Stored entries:
+++

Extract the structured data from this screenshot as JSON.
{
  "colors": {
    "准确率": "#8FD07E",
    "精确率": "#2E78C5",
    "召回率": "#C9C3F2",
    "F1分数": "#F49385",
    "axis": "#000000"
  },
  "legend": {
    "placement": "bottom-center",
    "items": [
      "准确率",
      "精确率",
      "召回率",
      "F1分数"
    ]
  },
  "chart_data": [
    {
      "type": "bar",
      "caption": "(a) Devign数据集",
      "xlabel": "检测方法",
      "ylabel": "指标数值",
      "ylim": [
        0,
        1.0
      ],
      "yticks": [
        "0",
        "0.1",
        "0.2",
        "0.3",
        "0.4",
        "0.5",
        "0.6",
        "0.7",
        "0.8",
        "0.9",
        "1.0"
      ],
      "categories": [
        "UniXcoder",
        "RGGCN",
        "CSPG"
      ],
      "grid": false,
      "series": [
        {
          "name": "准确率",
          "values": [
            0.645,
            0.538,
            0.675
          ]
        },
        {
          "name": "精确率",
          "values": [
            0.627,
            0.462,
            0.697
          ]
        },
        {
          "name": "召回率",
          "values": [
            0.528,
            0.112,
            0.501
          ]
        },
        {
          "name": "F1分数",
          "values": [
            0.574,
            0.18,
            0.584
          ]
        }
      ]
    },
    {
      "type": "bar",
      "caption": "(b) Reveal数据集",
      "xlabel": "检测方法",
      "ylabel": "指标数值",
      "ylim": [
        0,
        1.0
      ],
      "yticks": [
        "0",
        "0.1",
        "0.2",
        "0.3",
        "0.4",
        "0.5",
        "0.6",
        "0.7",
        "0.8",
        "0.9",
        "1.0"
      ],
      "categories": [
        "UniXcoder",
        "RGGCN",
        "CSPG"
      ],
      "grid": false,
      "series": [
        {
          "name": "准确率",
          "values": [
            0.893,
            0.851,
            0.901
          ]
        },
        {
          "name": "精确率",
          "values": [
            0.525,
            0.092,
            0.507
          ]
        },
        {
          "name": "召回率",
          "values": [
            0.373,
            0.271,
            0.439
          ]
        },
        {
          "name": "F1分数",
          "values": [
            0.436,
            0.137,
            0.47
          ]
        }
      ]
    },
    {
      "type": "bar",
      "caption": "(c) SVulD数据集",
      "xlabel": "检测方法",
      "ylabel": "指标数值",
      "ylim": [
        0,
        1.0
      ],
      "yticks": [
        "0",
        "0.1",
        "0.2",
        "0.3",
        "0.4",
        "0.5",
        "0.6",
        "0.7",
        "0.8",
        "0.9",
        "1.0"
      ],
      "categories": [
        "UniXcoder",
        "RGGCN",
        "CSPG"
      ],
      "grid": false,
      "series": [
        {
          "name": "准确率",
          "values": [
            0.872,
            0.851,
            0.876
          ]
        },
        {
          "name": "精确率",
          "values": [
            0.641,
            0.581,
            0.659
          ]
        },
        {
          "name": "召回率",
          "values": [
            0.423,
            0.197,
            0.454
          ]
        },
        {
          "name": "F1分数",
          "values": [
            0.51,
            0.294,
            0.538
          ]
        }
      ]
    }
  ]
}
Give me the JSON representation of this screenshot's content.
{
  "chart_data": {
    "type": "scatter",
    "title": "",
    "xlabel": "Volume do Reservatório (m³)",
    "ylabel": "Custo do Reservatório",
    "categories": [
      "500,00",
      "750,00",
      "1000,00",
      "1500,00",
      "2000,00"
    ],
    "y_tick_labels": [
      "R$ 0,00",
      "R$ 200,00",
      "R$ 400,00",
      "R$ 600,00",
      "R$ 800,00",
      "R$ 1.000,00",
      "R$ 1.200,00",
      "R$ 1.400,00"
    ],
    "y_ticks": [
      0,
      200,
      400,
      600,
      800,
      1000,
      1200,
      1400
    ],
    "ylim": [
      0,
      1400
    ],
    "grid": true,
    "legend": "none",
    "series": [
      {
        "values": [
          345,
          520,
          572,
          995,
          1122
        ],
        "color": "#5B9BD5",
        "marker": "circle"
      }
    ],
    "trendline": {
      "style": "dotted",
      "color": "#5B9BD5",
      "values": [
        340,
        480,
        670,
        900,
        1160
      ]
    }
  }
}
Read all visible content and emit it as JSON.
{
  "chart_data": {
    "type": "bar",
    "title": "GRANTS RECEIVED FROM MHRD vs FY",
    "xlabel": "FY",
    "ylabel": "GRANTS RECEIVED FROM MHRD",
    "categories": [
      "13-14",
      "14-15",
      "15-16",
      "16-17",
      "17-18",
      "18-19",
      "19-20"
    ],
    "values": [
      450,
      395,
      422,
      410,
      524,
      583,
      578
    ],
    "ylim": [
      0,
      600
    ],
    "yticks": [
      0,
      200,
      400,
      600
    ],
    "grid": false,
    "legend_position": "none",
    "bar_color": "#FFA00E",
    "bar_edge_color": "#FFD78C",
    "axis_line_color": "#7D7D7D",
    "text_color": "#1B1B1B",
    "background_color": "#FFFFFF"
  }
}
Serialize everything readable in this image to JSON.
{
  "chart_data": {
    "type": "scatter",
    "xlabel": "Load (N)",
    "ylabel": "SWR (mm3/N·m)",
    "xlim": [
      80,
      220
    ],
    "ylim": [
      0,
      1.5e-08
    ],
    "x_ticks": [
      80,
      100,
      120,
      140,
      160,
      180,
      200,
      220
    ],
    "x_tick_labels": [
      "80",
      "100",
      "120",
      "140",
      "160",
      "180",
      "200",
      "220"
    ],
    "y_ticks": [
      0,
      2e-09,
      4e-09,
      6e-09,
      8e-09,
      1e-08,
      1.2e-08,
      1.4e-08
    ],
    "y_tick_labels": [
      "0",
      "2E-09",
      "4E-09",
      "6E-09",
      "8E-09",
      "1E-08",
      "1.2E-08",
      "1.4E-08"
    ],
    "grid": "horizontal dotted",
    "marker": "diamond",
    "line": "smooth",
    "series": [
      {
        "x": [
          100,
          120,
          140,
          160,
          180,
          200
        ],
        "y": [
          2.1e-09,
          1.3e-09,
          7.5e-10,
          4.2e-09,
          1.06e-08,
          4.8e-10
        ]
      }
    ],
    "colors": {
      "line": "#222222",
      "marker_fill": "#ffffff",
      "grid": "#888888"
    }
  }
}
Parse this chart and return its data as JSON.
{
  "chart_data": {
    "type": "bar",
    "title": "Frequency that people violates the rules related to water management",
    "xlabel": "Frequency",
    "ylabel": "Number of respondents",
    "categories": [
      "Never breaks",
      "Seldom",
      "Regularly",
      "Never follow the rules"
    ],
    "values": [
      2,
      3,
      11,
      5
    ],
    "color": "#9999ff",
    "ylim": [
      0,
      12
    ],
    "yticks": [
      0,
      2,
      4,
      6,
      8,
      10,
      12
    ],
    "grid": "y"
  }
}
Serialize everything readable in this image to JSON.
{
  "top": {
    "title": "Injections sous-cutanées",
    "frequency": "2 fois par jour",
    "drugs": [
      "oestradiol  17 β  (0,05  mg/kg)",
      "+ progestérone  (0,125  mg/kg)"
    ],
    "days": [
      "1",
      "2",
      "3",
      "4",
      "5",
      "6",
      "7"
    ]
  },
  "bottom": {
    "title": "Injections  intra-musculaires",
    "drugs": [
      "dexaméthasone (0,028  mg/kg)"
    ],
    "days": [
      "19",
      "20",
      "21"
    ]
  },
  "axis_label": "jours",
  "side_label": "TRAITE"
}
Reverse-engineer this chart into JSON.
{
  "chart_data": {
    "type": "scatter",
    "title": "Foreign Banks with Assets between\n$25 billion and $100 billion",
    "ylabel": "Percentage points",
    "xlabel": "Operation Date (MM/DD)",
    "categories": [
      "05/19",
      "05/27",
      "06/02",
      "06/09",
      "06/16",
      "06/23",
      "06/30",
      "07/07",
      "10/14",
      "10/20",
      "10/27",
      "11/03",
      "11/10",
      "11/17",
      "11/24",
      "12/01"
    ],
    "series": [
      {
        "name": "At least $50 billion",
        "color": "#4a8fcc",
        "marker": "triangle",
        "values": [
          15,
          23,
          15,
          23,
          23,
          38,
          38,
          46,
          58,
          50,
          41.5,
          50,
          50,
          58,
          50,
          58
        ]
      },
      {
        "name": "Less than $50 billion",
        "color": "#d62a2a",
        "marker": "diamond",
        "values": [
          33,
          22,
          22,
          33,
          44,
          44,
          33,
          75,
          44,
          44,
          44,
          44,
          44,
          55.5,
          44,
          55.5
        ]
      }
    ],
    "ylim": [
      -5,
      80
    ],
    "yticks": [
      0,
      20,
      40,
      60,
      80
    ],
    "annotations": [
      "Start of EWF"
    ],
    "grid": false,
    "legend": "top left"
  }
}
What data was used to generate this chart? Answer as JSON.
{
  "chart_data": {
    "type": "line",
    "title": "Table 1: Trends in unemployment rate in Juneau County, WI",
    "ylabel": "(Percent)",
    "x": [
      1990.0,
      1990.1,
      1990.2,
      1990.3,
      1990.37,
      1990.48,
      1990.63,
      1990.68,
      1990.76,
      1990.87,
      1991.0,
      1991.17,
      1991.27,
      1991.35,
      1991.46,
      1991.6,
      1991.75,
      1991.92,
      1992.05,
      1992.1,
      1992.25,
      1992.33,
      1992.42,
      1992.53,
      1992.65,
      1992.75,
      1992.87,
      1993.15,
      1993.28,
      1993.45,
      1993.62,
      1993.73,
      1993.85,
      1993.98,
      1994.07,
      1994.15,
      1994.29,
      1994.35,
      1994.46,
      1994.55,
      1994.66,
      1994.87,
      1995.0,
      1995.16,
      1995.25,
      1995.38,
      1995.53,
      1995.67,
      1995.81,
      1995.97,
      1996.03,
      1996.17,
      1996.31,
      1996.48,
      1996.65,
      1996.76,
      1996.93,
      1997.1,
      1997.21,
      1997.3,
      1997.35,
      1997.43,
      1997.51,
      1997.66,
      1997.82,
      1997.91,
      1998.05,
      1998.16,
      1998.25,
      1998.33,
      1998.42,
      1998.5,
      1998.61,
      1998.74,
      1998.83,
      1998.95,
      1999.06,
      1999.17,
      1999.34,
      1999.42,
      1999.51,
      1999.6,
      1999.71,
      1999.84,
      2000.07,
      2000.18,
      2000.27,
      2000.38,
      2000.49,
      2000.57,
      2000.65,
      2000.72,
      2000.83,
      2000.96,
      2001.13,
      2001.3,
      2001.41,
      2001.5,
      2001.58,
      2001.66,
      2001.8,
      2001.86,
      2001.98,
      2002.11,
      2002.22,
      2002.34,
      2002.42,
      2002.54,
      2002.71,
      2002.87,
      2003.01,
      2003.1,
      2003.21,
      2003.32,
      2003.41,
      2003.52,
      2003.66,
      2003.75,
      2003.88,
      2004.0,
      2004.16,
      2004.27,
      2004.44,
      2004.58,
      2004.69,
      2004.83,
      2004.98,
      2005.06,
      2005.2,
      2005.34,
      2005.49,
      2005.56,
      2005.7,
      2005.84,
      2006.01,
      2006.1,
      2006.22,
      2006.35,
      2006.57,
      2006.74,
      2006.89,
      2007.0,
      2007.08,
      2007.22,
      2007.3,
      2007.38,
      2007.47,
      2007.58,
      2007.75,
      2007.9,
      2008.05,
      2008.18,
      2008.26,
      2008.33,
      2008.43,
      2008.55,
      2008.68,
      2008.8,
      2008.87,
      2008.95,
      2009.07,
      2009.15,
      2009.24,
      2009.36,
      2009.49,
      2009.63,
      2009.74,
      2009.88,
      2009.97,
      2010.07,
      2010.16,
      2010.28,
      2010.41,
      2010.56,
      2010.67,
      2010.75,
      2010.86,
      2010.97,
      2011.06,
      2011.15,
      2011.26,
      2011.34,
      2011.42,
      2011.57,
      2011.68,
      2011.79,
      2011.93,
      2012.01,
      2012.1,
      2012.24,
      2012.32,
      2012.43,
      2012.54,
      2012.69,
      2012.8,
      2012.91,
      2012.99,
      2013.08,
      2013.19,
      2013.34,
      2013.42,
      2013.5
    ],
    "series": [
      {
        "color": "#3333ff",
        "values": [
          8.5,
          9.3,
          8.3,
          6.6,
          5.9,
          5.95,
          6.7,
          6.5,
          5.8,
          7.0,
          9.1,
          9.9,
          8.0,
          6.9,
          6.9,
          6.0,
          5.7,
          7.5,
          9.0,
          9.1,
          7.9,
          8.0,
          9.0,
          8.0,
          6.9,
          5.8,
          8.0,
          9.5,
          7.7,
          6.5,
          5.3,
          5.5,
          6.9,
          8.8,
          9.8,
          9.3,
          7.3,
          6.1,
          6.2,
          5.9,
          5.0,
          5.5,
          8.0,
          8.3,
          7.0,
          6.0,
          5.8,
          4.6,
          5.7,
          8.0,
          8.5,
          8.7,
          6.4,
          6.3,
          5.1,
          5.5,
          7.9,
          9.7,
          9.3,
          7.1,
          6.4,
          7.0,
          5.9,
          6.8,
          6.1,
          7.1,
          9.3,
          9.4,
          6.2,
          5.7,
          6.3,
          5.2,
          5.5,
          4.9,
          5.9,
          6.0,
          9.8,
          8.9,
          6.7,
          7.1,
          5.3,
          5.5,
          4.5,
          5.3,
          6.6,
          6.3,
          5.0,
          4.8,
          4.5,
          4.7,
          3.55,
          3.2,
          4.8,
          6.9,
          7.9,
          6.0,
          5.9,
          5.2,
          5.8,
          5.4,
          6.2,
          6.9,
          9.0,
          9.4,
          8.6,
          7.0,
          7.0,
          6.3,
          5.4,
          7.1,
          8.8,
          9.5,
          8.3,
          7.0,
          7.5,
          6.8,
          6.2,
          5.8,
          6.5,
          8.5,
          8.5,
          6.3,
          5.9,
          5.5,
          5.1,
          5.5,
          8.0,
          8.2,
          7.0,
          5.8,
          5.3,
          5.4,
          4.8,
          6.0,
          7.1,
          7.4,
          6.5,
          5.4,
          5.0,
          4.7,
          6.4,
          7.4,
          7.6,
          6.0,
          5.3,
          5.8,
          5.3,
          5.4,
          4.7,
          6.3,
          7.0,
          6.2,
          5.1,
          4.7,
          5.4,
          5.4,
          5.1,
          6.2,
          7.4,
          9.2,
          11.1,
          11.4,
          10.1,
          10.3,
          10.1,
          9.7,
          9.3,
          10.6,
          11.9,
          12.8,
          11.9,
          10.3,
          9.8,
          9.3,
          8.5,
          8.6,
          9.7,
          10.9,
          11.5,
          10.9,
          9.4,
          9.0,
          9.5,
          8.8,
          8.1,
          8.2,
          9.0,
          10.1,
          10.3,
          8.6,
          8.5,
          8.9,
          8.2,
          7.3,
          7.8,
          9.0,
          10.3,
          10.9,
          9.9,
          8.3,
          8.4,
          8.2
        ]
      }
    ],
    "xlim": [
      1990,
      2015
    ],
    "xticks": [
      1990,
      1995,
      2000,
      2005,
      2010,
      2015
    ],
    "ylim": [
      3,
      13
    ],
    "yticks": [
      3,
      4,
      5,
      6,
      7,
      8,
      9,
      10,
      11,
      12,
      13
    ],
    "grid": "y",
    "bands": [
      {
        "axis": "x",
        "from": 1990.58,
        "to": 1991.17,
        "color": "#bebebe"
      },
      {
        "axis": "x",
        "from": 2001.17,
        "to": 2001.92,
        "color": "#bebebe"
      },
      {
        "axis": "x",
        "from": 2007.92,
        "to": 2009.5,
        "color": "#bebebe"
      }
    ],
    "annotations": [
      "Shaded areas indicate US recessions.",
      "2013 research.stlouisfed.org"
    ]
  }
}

+++

- Description of the task
Your answer should be a single number: the count of lines containing the word "Injections".

- Solved problem
2